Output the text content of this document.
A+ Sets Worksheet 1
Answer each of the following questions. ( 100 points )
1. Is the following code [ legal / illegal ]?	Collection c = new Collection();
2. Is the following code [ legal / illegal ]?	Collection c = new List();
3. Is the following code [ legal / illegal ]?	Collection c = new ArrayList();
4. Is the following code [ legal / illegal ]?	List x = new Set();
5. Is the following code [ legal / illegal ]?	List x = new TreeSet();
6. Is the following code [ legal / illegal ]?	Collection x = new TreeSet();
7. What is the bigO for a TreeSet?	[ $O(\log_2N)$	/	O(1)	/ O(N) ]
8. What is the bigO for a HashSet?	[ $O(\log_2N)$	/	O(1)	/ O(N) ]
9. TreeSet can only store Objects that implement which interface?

TASK INSTRUCTIONS
Quote each line above in full, word for word.

RESPONSE TO THE TASK
Output the text content of this document.
A+ Sets Worksheet 1
Answer each of the following questions. ( 100 points )
1. Is the following code [ legal / illegal ]?	Collection c = new Collection();
2. Is the following code [ legal / illegal ]?	Collection c = new List();
3. Is the following code [ legal / illegal ]?	Collection c = new ArrayList();
4. Is the following code [ legal / illegal ]?	List x = new Set();
5. Is the following code [ legal / illegal ]?	List x = new TreeSet();
6. Is the following code [ legal / illegal ]?	Collection x = new TreeSet();
7. What is the bigO for a TreeSet?	[ $O(\log_2N)$	/	O(1)	/ O(N) ]
8. What is the bigO for a HashSet?	[ $O(\log_2N)$	/	O(1)	/ O(N) ]
9. TreeSet can only store Objects that implement which interface?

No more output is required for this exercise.